_Job_
Gather every line from the entries below that includes "Schubert".
-------- Dataset rows --------
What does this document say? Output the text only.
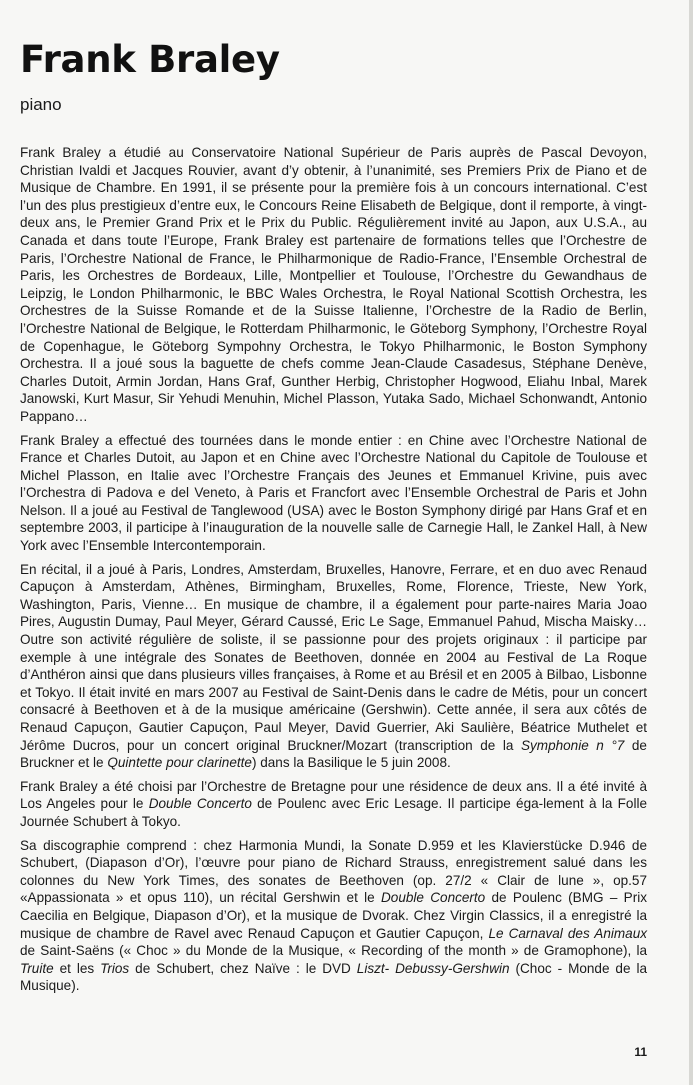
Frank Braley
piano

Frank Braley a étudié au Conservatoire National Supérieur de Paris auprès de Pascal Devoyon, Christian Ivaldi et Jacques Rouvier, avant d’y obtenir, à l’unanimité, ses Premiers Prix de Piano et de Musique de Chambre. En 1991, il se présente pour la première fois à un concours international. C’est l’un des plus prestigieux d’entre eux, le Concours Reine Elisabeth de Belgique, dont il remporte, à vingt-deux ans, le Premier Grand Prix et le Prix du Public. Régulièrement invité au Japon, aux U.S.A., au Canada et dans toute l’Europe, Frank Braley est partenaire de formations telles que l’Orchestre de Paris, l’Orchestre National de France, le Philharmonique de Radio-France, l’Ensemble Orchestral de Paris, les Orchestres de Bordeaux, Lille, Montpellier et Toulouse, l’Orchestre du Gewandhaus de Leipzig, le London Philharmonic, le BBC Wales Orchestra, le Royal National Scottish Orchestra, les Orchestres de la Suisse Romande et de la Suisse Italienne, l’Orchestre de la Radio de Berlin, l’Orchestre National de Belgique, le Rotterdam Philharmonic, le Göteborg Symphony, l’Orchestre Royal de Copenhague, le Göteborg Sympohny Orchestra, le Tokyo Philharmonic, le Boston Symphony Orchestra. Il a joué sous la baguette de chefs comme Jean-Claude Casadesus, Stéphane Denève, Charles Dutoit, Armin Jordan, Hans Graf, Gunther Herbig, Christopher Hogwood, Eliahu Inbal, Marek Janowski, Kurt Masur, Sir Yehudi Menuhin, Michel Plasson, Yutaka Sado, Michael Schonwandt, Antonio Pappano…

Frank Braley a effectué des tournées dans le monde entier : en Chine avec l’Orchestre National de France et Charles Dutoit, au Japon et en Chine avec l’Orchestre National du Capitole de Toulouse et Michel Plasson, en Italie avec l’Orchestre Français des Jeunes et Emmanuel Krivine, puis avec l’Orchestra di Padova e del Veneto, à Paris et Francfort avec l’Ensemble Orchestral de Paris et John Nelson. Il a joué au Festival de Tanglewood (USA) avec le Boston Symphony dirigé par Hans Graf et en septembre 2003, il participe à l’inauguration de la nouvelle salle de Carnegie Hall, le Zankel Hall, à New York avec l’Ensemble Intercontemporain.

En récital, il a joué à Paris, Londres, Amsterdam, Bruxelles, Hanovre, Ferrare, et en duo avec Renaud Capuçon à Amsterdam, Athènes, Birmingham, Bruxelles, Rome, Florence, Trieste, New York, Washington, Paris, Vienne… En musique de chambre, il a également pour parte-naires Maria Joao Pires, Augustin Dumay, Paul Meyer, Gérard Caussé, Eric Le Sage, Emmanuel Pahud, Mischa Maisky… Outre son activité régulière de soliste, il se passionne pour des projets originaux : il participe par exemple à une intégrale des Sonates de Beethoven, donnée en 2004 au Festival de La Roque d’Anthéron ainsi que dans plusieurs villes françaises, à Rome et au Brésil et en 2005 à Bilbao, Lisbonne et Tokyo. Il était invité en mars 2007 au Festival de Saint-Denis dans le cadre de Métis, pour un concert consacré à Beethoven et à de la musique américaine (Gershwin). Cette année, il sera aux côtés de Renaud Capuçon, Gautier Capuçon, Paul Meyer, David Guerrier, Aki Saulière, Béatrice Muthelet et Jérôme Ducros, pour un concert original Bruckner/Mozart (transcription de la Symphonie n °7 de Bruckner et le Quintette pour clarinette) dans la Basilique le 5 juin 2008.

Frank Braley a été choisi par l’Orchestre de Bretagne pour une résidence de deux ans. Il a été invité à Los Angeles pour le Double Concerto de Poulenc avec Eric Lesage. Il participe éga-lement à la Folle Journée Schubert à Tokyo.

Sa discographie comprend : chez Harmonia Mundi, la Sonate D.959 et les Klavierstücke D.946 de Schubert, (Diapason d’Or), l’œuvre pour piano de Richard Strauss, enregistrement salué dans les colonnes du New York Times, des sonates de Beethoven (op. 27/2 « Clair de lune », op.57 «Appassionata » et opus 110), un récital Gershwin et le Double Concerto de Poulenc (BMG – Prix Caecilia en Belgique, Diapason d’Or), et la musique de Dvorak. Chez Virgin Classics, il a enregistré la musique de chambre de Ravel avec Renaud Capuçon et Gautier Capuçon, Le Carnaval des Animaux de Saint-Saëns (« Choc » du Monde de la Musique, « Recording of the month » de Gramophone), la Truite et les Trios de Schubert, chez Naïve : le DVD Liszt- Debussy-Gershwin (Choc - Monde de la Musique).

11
--------
-------- Dataset rows --------
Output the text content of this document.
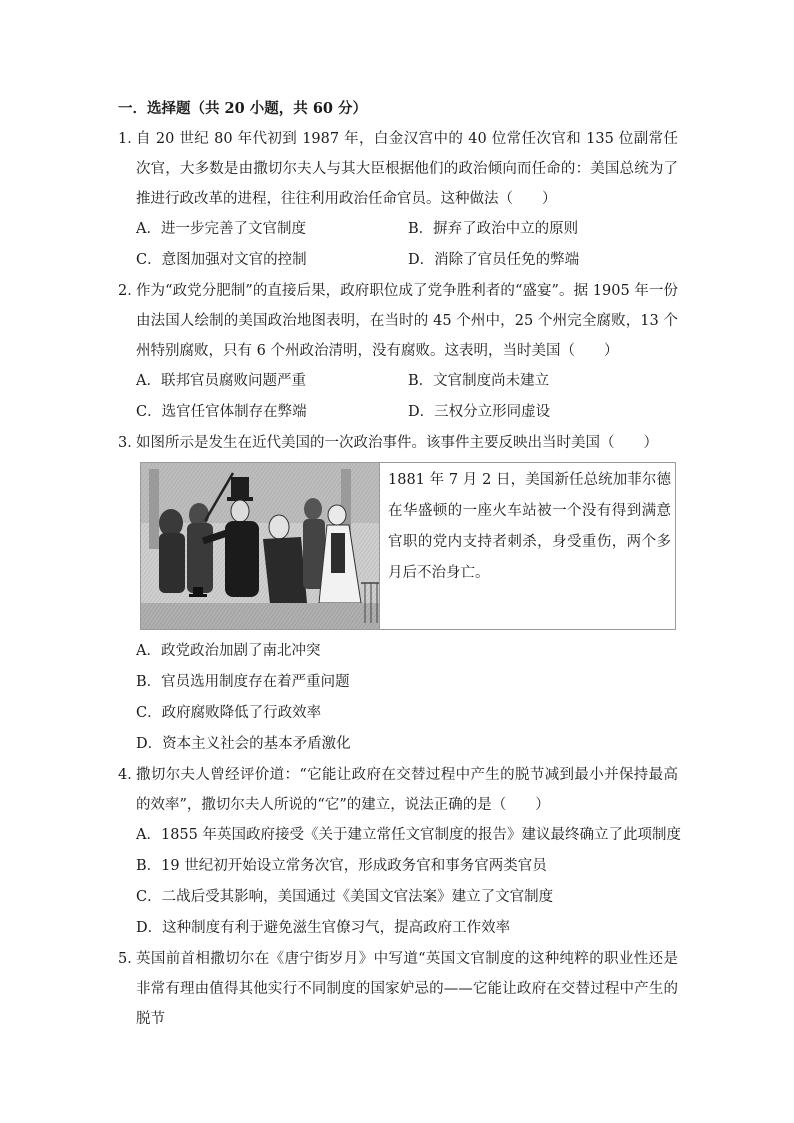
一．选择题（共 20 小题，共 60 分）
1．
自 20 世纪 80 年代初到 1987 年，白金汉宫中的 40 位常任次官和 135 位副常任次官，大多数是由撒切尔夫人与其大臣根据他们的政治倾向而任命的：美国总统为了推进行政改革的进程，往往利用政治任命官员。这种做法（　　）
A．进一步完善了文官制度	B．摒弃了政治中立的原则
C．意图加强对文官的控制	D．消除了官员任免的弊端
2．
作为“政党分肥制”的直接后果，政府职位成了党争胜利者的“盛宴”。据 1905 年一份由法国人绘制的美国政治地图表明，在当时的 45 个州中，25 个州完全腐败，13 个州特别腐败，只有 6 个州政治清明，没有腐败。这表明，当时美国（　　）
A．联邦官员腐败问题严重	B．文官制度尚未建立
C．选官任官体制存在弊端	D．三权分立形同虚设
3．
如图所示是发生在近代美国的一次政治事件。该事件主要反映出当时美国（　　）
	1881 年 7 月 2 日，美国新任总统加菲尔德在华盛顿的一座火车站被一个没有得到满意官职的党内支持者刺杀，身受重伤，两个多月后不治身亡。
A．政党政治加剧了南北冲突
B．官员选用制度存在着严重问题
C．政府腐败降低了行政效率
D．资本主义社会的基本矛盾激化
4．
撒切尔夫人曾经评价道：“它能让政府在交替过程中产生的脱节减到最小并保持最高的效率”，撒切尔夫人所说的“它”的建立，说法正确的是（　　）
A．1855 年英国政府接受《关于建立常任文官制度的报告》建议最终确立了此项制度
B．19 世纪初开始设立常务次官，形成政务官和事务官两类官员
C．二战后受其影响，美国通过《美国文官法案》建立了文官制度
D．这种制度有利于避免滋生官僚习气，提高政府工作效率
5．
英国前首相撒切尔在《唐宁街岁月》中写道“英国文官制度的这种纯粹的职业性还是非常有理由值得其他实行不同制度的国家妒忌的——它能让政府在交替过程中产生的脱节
--------
_Exercise response_
Frank Braley a été choisi par l’Orchestre de Bretagne pour une résidence de deux ans. Il a été invité à Los Angeles pour le Double Concerto de Poulenc avec Eric Lesage. Il participe éga-lement à la Folle Journée Schubert à Tokyo.
Sa discographie comprend : chez Harmonia Mundi, la Sonate D.959 et les Klavierstücke D.946 de Schubert, (Diapason d’Or), l’œuvre pour piano de Richard Strauss, enregistrement salué dans les colonnes du New York Times, des sonates de Beethoven (op. 27/2 « Clair de lune », op.57 «Appassionata » et opus 110), un récital Gershwin et le Double Concerto de Poulenc (BMG – Prix Caecilia en Belgique, Diapason d’Or), et la musique de Dvorak. Chez Virgin Classics, il a enregistré la musique de chambre de Ravel avec Renaud Capuçon et Gautier Capuçon, Le Carnaval des Animaux de Saint-Saëns (« Choc » du Monde de la Musique, « Recording of the month » de Gramophone), la Truite et les Trios de Schubert, chez Naïve : le DVD Liszt- Debussy-Gershwin (Choc - Monde de la Musique).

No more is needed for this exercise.